Filter for the word "Breakfast" and keep each matching line.

[start Record extracts]

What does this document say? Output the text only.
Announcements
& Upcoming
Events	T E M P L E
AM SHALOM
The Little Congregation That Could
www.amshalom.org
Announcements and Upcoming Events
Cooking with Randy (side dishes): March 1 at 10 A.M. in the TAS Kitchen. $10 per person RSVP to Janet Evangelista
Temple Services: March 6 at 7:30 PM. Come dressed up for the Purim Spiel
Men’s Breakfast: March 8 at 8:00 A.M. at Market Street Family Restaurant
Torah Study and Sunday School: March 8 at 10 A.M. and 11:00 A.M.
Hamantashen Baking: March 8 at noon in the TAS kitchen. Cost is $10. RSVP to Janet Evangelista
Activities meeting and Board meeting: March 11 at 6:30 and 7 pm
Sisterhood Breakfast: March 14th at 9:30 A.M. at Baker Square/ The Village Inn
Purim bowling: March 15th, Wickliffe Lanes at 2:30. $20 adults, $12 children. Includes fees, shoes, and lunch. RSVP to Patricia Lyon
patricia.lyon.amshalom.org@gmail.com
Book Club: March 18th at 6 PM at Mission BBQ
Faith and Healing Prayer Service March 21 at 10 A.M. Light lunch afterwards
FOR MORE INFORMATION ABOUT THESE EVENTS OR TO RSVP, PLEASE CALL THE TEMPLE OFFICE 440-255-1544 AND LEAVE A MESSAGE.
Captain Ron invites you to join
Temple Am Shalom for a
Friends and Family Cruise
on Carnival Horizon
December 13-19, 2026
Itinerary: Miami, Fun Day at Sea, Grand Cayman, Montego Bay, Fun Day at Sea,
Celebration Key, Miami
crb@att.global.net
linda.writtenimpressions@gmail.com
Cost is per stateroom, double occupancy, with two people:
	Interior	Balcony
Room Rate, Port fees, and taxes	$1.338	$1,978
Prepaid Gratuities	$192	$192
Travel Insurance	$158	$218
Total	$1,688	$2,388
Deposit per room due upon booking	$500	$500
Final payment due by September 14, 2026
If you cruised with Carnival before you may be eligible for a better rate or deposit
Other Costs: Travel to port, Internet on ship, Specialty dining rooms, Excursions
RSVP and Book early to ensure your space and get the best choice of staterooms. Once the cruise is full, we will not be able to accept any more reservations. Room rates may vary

[end Record extracts]

## Response for this exercise
Men’s Breakfast: March 8 at 8:00 A.M. at Market Street Family Restaurant
Sisterhood Breakfast: March 14th at 9:30 A.M. at Baker Square/ The Village Inn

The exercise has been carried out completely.